## Problem requirements
Transcribe the data in full and exactly, omitting any pictures.

## Dataset records
[Begin]

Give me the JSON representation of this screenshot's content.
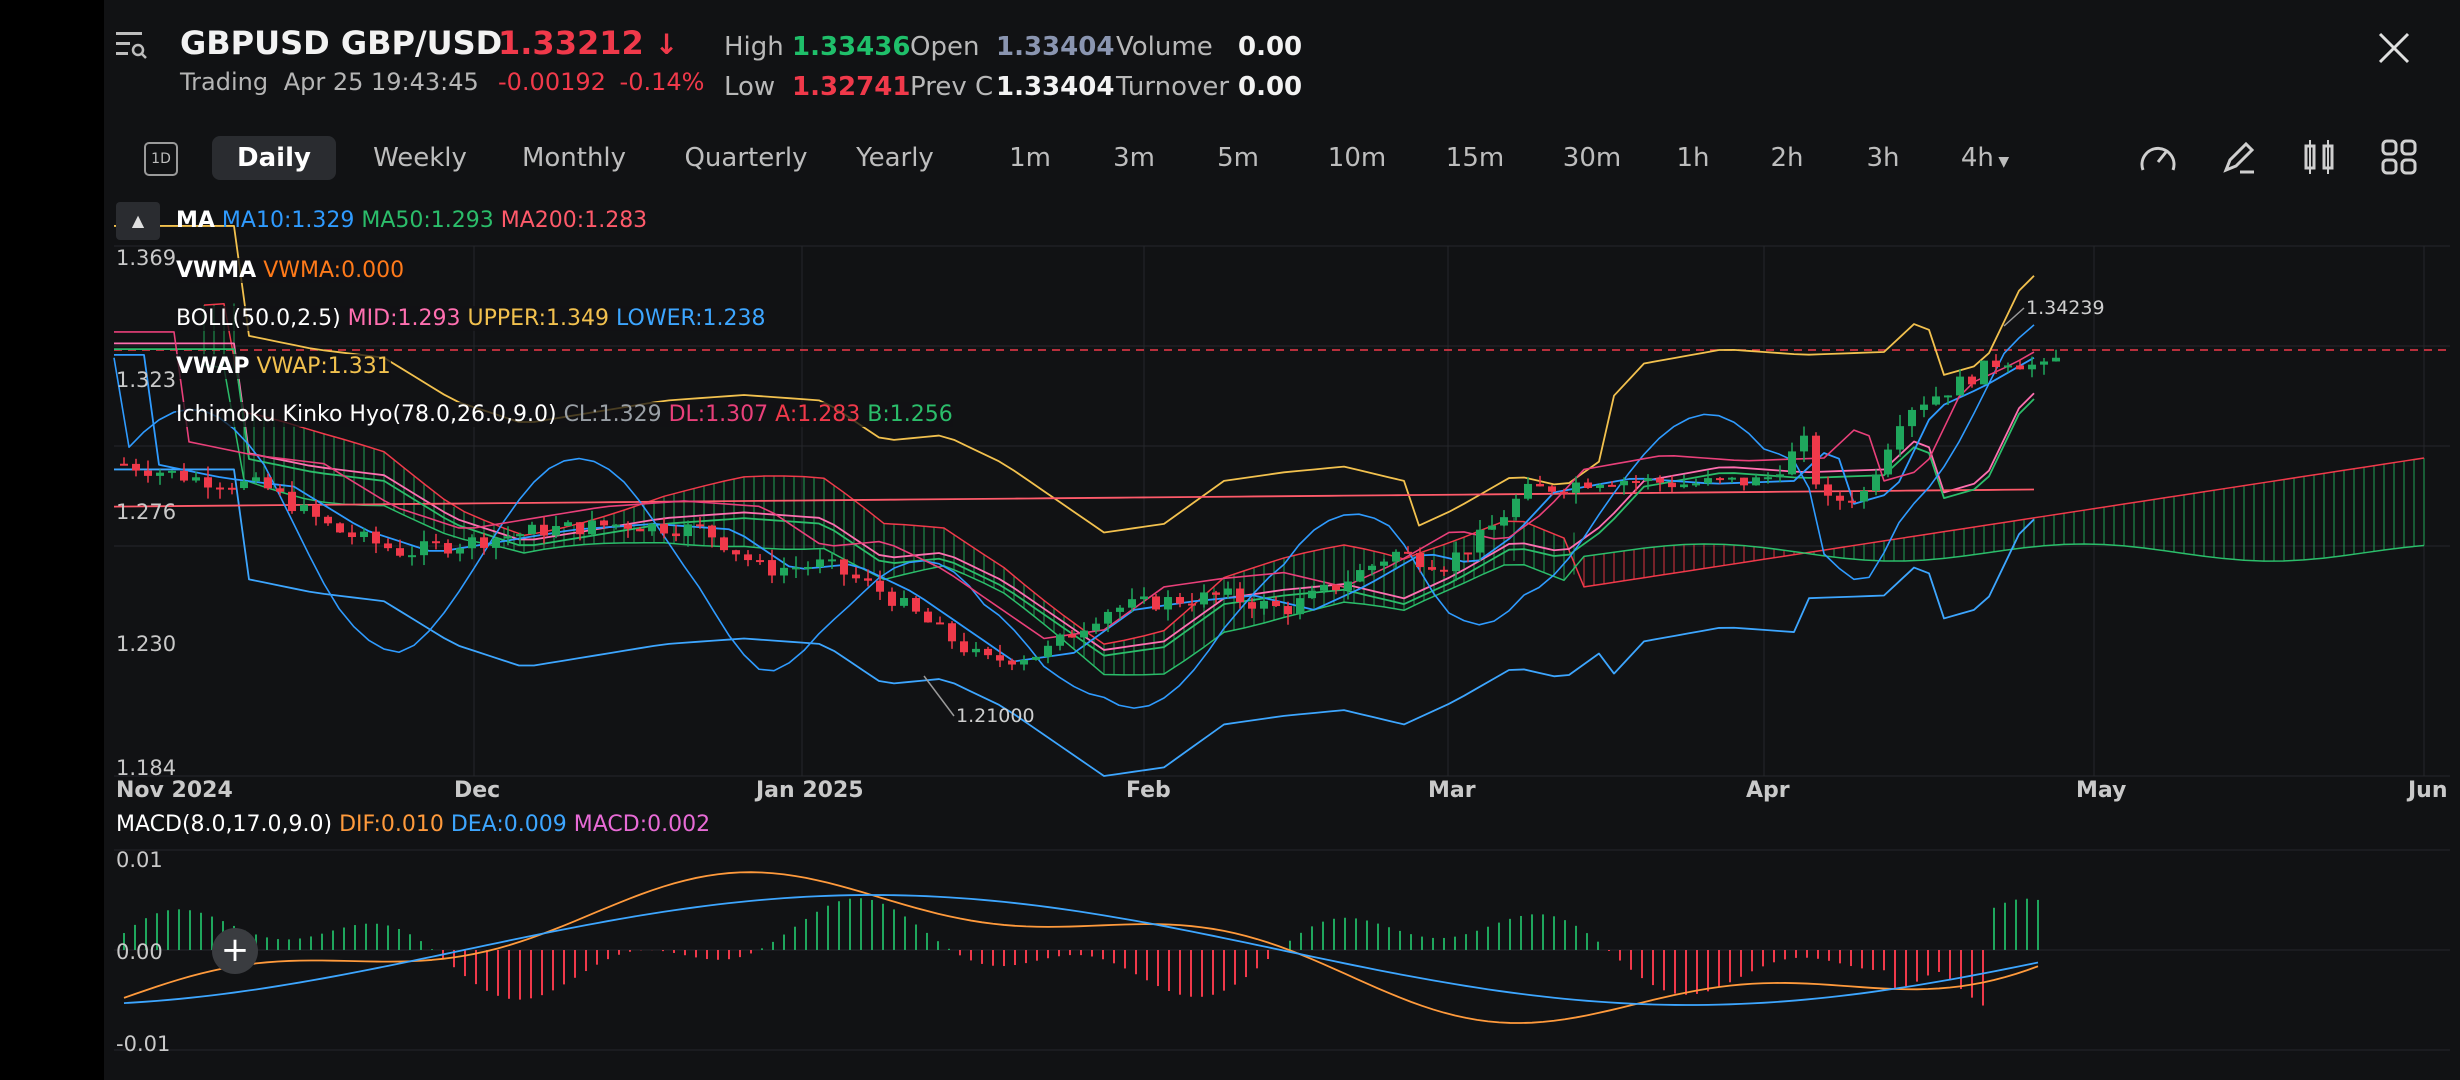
{
  "header": {
    "symbol": "GBPUSD",
    "pair": "GBP/USD",
    "price": "1.33212",
    "status": "Trading",
    "timestamp": "Apr 25 19:43:45",
    "change": "-0.00192",
    "change_pct": "-0.14%",
    "stats": {
      "high_label": "High",
      "high": "1.33436",
      "low_label": "Low",
      "low": "1.32741",
      "open_label": "Open",
      "open": "1.33404",
      "prevc_label": "Prev C",
      "prevc": "1.33404",
      "volume_label": "Volume",
      "volume": "0.00",
      "turnover_label": "Turnover",
      "turnover": "0.00"
    }
  },
  "timeframes": [
    "Daily",
    "Weekly",
    "Monthly",
    "Quarterly",
    "Yearly",
    "1m",
    "3m",
    "5m",
    "10m",
    "15m",
    "30m",
    "1h",
    "2h",
    "3h",
    "4h"
  ],
  "timeframe_badge": "1D",
  "indicators": {
    "ma_label": "MA",
    "ma10": "MA10:1.329",
    "ma50": "MA50:1.293",
    "ma200": "MA200:1.283",
    "vwma_label": "VWMA",
    "vwma": "VWMA:0.000",
    "boll_label": "BOLL(50.0,2.5)",
    "boll_mid": "MID:1.293",
    "boll_upper": "UPPER:1.349",
    "boll_lower": "LOWER:1.238",
    "vwap_label": "VWAP",
    "vwap": "VWAP:1.331",
    "ichi_label": "Ichimoku Kinko Hyo(78.0,26.0,9.0)",
    "ichi_cl": "CL:1.329",
    "ichi_dl": "DL:1.307",
    "ichi_a": "A:1.283",
    "ichi_b": "B:1.256"
  },
  "price_axis": [
    "1.369",
    "1.323",
    "1.276",
    "1.230",
    "1.184"
  ],
  "date_axis": [
    "Nov 2024",
    "Dec",
    "Jan 2025",
    "Feb",
    "Mar",
    "Apr",
    "May",
    "Jun"
  ],
  "annotations": {
    "high": "1.34239",
    "low": "1.21000"
  },
  "macd": {
    "label": "MACD(8.0,17.0,9.0)",
    "dif": "DIF:0.010",
    "dea": "DEA:0.009",
    "macd": "MACD:0.002",
    "axis": [
      "0.01",
      "0.00",
      "-0.01"
    ]
  },
  "colors": {
    "up": "#1fa75d",
    "down": "#f0394a",
    "ma10": "#2f9bff",
    "ma50": "#2bbd6a",
    "ma200": "#ff5a6a",
    "vwma": "#ff7a1a",
    "boll_mid": "#ff6fb0",
    "boll_upper": "#f2c14e",
    "boll_lower": "#3da6ff",
    "vwap": "#f2c14e",
    "ichi_cl": "#9aa0a6",
    "ichi_dl": "#e9407a",
    "ichi_a": "#f0394a",
    "ichi_b": "#2bbd6a",
    "dif": "#ff9a3c",
    "dea": "#3da6ff",
    "macd": "#e86bd6"
  },
  "icons": [
    "menu-search-icon",
    "close-icon",
    "speedometer-icon",
    "pencil-icon",
    "candle-type-icon",
    "grid-icon",
    "collapse-arrow-icon",
    "plus-icon"
  ],
  "chart_data": {
    "type": "line",
    "title": "",
    "x": [
      "Nov 2024",
      "Dec",
      "Jan 2025",
      "Feb",
      "Mar",
      "Apr",
      "May",
      "Jun"
    ],
    "ylim": [
      1.184,
      1.369
    ],
    "series": [
      {
        "name": "MA10",
        "values": [
          1.27,
          1.28,
          1.26,
          1.25,
          1.265,
          1.29,
          1.3,
          1.329
        ]
      },
      {
        "name": "MA50",
        "values": [
          1.29,
          1.28,
          1.27,
          1.255,
          1.255,
          1.265,
          1.28,
          1.293
        ]
      },
      {
        "name": "MA200",
        "values": [
          1.275,
          1.276,
          1.277,
          1.278,
          1.279,
          1.28,
          1.282,
          1.283
        ]
      }
    ]
  }
}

[End]

## Exercise solution
Give me the JSON representation of this screenshot's content.
{
  "header": {
    "symbol": "GBPUSD",
    "pair": "GBP/USD",
    "price": "1.33212",
    "status": "Trading",
    "timestamp": "Apr 25 19:43:45",
    "change": "-0.00192",
    "change_pct": "-0.14%",
    "stats": {
      "high_label": "High",
      "high": "1.33436",
      "low_label": "Low",
      "low": "1.32741",
      "open_label": "Open",
      "open": "1.33404",
      "prevc_label": "Prev C",
      "prevc": "1.33404",
      "volume_label": "Volume",
      "volume": "0.00",
      "turnover_label": "Turnover",
      "turnover": "0.00"
    }
  },
  "timeframes": [
    "Daily",
    "Weekly",
    "Monthly",
    "Quarterly",
    "Yearly",
    "1m",
    "3m",
    "5m",
    "10m",
    "15m",
    "30m",
    "1h",
    "2h",
    "3h",
    "4h"
  ],
  "timeframe_badge": "1D",
  "indicators": {
    "ma_label": "MA",
    "ma10": "MA10:1.329",
    "ma50": "MA50:1.293",
    "ma200": "MA200:1.283",
    "vwma_label": "VWMA",
    "vwma": "VWMA:0.000",
    "boll_label": "BOLL(50.0,2.5)",
    "boll_mid": "MID:1.293",
    "boll_upper": "UPPER:1.349",
    "boll_lower": "LOWER:1.238",
    "vwap_label": "VWAP",
    "vwap": "VWAP:1.331",
    "ichi_label": "Ichimoku Kinko Hyo(78.0,26.0,9.0)",
    "ichi_cl": "CL:1.329",
    "ichi_dl": "DL:1.307",
    "ichi_a": "A:1.283",
    "ichi_b": "B:1.256"
  },
  "price_axis": [
    "1.369",
    "1.323",
    "1.276",
    "1.230",
    "1.184"
  ],
  "date_axis": [
    "Nov 2024",
    "Dec",
    "Jan 2025",
    "Feb",
    "Mar",
    "Apr",
    "May",
    "Jun"
  ],
  "annotations": {
    "high": "1.34239",
    "low": "1.21000"
  },
  "macd": {
    "label": "MACD(8.0,17.0,9.0)",
    "dif": "DIF:0.010",
    "dea": "DEA:0.009",
    "macd": "MACD:0.002",
    "axis": [
      "0.01",
      "0.00",
      "-0.01"
    ]
  },
  "colors": {
    "up": "#1fa75d",
    "down": "#f0394a",
    "ma10": "#2f9bff",
    "ma50": "#2bbd6a",
    "ma200": "#ff5a6a",
    "vwma": "#ff7a1a",
    "boll_mid": "#ff6fb0",
    "boll_upper": "#f2c14e",
    "boll_lower": "#3da6ff",
    "vwap": "#f2c14e",
    "ichi_cl": "#9aa0a6",
    "ichi_dl": "#e9407a",
    "ichi_a": "#f0394a",
    "ichi_b": "#2bbd6a",
    "dif": "#ff9a3c",
    "dea": "#3da6ff",
    "macd": "#e86bd6"
  },
  "icons": [
    "menu-search-icon",
    "close-icon",
    "speedometer-icon",
    "pencil-icon",
    "candle-type-icon",
    "grid-icon",
    "collapse-arrow-icon",
    "plus-icon"
  ],
  "chart_data": {
    "type": "line",
    "title": "",
    "x": [
      "Nov 2024",
      "Dec",
      "Jan 2025",
      "Feb",
      "Mar",
      "Apr",
      "May",
      "Jun"
    ],
    "ylim": [
      1.184,
      1.369
    ],
    "series": [
      {
        "name": "MA10",
        "values": [
          1.27,
          1.28,
          1.26,
          1.25,
          1.265,
          1.29,
          1.3,
          1.329
        ]
      },
      {
        "name": "MA50",
        "values": [
          1.29,
          1.28,
          1.27,
          1.255,
          1.255,
          1.265,
          1.28,
          1.293
        ]
      },
      {
        "name": "MA200",
        "values": [
          1.275,
          1.276,
          1.277,
          1.278,
          1.279,
          1.28,
          1.282,
          1.283
        ]
      }
    ]
  }
}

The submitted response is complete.